[Dataset excerpt]

----------

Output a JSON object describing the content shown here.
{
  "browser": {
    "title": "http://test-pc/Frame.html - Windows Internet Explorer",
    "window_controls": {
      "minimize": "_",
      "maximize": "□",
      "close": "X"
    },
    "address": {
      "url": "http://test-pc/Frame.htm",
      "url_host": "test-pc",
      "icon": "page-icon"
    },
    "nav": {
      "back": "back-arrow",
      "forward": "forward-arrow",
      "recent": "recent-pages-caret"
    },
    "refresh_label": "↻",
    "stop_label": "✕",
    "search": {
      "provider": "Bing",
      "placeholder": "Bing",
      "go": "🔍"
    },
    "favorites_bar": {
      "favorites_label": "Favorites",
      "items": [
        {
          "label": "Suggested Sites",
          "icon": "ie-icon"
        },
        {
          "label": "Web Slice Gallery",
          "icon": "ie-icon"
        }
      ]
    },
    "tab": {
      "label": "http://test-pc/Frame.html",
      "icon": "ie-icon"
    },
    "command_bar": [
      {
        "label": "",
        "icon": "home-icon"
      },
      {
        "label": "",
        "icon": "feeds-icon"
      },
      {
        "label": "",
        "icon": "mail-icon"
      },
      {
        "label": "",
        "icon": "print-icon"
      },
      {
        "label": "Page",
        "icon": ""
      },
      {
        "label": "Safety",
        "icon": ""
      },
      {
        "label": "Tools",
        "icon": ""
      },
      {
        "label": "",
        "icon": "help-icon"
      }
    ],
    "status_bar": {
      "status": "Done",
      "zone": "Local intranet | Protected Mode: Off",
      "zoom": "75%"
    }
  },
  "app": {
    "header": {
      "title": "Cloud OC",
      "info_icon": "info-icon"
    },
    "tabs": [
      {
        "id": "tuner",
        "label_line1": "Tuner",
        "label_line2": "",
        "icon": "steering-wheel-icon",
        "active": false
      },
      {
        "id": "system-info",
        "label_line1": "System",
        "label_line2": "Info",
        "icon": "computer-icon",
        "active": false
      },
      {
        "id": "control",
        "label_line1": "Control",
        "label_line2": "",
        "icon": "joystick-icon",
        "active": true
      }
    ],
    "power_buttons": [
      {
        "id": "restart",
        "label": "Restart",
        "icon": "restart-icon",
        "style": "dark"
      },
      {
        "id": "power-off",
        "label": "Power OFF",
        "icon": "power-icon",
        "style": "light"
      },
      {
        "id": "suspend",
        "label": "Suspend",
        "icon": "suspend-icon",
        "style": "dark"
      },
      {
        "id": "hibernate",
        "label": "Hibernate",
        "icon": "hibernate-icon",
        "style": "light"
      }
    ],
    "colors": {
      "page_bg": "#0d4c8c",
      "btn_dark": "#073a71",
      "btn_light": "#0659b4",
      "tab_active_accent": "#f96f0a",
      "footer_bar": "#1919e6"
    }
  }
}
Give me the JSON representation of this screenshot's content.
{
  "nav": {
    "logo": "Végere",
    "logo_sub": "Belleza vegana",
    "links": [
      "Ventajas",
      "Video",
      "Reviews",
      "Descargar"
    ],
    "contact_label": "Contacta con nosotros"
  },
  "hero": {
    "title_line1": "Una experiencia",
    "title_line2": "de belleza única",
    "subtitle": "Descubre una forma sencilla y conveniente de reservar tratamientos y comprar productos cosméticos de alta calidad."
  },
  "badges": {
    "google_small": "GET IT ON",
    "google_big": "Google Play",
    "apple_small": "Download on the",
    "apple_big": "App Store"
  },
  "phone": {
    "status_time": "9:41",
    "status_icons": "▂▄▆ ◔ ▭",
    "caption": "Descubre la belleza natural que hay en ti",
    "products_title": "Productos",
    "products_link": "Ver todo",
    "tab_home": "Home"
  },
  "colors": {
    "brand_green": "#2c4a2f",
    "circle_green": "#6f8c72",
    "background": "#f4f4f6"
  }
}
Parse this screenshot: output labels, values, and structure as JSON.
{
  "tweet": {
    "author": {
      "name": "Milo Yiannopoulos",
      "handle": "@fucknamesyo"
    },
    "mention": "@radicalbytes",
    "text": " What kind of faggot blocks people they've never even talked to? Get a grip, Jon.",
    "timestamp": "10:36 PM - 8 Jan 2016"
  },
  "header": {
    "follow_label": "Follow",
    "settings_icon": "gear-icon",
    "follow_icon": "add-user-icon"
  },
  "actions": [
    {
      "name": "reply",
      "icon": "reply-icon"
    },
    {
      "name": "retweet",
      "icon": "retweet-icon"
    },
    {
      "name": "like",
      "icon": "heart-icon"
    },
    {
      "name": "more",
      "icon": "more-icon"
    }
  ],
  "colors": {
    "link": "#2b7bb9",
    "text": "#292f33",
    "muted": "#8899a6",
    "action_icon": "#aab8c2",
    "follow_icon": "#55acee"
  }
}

----------

Description of the task ->
Repeat the data precisely, line by line.

Completed task ->
Output a JSON object describing the content shown here.
{
  "browser": {
    "title": "http://test-pc/Frame.html - Windows Internet Explorer",
    "window_controls": {
      "minimize": "_",
      "maximize": "□",
      "close": "X"
    },
    "address": {
      "url": "http://test-pc/Frame.htm",
      "url_host": "test-pc",
      "icon": "page-icon"
    },
    "nav": {
      "back": "back-arrow",
      "forward": "forward-arrow",
      "recent": "recent-pages-caret"
    },
    "refresh_label": "↻",
    "stop_label": "✕",
    "search": {
      "provider": "Bing",
      "placeholder": "Bing",
      "go": "🔍"
    },
    "favorites_bar": {
      "favorites_label": "Favorites",
      "items": [
        {
          "label": "Suggested Sites",
          "icon": "ie-icon"
        },
        {
          "label": "Web Slice Gallery",
          "icon": "ie-icon"
        }
      ]
    },
    "tab": {
      "label": "http://test-pc/Frame.html",
      "icon": "ie-icon"
    },
    "command_bar": [
      {
        "label": "",
        "icon": "home-icon"
      },
      {
        "label": "",
        "icon": "feeds-icon"
      },
      {
        "label": "",
        "icon": "mail-icon"
      },
      {
        "label": "",
        "icon": "print-icon"
      },
      {
        "label": "Page",
        "icon": ""
      },
      {
        "label": "Safety",
        "icon": ""
      },
      {
        "label": "Tools",
        "icon": ""
      },
      {
        "label": "",
        "icon": "help-icon"
      }
    ],
    "status_bar": {
      "status": "Done",
      "zone": "Local intranet | Protected Mode: Off",
      "zoom": "75%"
    }
  },
  "app": {
    "header": {
      "title": "Cloud OC",
      "info_icon": "info-icon"
    },
    "tabs": [
      {
        "id": "tuner",
        "label_line1": "Tuner",
        "label_line2": "",
        "icon": "steering-wheel-icon",
        "active": false
      },
      {
        "id": "system-info",
        "label_line1": "System",
        "label_line2": "Info",
        "icon": "computer-icon",
        "active": false
      },
      {
        "id": "control",
        "label_line1": "Control",
        "label_line2": "",
        "icon": "joystick-icon",
        "active": true
      }
    ],
    "power_buttons": [
      {
        "id": "restart",
        "label": "Restart",
        "icon": "restart-icon",
        "style": "dark"
      },
      {
        "id": "power-off",
        "label": "Power OFF",
        "icon": "power-icon",
        "style": "light"
      },
      {
        "id": "suspend",
        "label": "Suspend",
        "icon": "suspend-icon",
        "style": "dark"
      },
      {
        "id": "hibernate",
        "label": "Hibernate",
        "icon": "hibernate-icon",
        "style": "light"
      }
    ],
    "colors": {
      "page_bg": "#0d4c8c",
      "btn_dark": "#073a71",
      "btn_light": "#0659b4",
      "tab_active_accent": "#f96f0a",
      "footer_bar": "#1919e6"
    }
  }
}
Give me the JSON representation of this screenshot's content.
{
  "nav": {
    "logo": "Végere",
    "logo_sub": "Belleza vegana",
    "links": [
      "Ventajas",
      "Video",
      "Reviews",
      "Descargar"
    ],
    "contact_label": "Contacta con nosotros"
  },
  "hero": {
    "title_line1": "Una experiencia",
    "title_line2": "de belleza única",
    "subtitle": "Descubre una forma sencilla y conveniente de reservar tratamientos y comprar productos cosméticos de alta calidad."
  },
  "badges": {
    "google_small": "GET IT ON",
    "google_big": "Google Play",
    "apple_small": "Download on the",
    "apple_big": "App Store"
  },
  "phone": {
    "status_time": "9:41",
    "status_icons": "▂▄▆ ◔ ▭",
    "caption": "Descubre la belleza natural que hay en ti",
    "products_title": "Productos",
    "products_link": "Ver todo",
    "tab_home": "Home"
  },
  "colors": {
    "brand_green": "#2c4a2f",
    "circle_green": "#6f8c72",
    "background": "#f4f4f6"
  }
}
Parse this screenshot: output labels, values, and structure as JSON.
{
  "tweet": {
    "author": {
      "name": "Milo Yiannopoulos",
      "handle": "@fucknamesyo"
    },
    "mention": "@radicalbytes",
    "text": " What kind of faggot blocks people they've never even talked to? Get a grip, Jon.",
    "timestamp": "10:36 PM - 8 Jan 2016"
  },
  "header": {
    "follow_label": "Follow",
    "settings_icon": "gear-icon",
    "follow_icon": "add-user-icon"
  },
  "actions": [
    {
      "name": "reply",
      "icon": "reply-icon"
    },
    {
      "name": "retweet",
      "icon": "retweet-icon"
    },
    {
      "name": "like",
      "icon": "heart-icon"
    },
    {
      "name": "more",
      "icon": "more-icon"
    }
  ],
  "colors": {
    "link": "#2b7bb9",
    "text": "#292f33",
    "muted": "#8899a6",
    "action_icon": "#aab8c2",
    "follow_icon": "#55acee"
  }
}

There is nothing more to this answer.